>> BEGIN Data to use

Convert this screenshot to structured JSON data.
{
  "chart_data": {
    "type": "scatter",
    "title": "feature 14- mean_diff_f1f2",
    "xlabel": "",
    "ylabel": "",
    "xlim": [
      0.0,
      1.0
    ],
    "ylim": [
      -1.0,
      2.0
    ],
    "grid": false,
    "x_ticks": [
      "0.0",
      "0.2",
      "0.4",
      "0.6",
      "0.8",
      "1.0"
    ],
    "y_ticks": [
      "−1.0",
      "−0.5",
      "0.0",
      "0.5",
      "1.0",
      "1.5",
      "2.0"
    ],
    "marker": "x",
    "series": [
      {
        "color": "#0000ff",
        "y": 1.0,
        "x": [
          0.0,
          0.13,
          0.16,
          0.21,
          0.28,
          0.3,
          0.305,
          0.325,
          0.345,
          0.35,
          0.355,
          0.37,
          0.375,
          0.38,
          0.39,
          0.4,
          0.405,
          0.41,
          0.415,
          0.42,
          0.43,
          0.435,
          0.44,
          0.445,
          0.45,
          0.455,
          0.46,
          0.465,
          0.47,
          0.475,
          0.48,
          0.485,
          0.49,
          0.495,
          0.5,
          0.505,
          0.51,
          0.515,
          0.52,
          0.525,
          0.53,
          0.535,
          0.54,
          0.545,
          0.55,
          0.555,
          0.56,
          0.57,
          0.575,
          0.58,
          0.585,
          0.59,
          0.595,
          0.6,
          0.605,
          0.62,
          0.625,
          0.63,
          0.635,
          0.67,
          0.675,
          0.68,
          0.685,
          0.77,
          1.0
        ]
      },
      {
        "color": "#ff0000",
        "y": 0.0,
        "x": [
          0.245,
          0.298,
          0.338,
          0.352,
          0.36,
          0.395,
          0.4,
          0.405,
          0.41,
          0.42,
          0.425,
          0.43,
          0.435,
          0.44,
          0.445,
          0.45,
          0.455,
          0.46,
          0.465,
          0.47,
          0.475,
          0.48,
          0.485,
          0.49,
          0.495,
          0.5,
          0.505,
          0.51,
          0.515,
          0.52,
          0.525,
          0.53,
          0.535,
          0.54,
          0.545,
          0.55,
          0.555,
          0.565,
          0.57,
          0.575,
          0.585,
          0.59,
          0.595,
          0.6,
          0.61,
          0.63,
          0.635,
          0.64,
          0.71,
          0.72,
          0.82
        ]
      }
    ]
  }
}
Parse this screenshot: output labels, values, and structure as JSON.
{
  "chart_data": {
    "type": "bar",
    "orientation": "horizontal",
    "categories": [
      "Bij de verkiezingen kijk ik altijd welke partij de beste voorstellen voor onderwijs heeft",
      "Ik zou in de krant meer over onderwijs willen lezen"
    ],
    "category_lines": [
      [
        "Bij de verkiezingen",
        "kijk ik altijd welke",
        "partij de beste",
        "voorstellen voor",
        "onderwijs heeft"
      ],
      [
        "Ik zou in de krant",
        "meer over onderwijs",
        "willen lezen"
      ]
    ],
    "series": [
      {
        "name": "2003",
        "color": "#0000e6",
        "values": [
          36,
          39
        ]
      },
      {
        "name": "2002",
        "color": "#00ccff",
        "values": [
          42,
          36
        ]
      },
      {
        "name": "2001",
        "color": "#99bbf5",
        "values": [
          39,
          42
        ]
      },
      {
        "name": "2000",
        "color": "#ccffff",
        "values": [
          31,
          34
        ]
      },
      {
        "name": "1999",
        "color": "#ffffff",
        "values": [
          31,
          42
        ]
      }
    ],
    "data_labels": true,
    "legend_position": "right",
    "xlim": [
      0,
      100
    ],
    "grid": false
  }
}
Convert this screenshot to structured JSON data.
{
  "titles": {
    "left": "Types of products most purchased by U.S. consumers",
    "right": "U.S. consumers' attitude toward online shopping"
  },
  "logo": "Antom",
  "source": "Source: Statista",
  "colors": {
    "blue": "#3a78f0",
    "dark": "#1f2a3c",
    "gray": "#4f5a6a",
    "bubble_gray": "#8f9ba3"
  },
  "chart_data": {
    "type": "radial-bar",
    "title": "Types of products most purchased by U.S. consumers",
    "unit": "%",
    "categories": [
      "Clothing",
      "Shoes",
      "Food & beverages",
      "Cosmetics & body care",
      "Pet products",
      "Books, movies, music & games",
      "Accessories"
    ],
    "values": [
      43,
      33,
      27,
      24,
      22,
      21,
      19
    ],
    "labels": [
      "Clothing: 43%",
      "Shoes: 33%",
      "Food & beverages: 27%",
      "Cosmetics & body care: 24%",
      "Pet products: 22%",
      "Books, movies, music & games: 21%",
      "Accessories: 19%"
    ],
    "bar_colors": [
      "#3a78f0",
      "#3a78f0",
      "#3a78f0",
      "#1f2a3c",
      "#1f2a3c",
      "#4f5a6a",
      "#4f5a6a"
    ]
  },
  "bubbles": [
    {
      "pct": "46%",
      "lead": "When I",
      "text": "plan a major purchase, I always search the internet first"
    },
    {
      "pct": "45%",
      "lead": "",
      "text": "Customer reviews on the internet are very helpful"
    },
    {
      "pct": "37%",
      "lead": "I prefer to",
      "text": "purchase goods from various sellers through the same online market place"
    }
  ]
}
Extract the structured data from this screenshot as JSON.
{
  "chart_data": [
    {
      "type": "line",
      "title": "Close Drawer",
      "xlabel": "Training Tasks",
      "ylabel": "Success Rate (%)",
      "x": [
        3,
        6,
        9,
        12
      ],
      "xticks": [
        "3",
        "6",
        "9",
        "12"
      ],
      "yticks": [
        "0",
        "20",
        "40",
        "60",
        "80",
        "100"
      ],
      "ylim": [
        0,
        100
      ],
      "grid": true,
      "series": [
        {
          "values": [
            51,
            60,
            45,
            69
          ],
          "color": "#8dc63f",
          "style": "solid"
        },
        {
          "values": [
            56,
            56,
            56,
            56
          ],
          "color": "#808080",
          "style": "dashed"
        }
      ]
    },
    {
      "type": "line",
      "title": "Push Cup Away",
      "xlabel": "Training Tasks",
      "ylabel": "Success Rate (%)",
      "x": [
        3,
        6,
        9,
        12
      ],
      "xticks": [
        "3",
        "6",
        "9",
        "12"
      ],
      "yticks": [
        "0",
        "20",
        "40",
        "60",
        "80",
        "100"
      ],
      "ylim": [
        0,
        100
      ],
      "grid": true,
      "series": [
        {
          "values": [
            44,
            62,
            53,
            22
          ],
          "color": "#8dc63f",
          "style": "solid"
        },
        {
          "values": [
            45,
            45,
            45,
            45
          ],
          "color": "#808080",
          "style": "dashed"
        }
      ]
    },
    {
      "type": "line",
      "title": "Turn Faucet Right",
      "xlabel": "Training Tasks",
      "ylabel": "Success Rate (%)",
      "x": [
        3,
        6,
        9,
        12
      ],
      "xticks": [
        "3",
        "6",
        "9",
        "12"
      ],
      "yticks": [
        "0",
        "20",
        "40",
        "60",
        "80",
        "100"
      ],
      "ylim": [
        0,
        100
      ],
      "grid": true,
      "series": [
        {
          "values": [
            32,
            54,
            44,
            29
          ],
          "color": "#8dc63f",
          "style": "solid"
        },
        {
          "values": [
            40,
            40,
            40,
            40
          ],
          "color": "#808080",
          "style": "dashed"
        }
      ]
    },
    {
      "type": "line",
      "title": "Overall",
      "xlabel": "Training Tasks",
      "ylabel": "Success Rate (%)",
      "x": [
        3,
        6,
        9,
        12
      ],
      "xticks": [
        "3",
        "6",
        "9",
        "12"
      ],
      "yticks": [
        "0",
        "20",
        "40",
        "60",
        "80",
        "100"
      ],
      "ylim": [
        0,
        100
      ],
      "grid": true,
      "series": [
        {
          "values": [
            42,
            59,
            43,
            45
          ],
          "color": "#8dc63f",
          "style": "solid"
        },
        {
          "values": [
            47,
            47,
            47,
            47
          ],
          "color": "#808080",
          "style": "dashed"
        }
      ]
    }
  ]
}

>> END Data to use

Each line of the data that includes the word "Books" counts once; report the total and nothing more.

2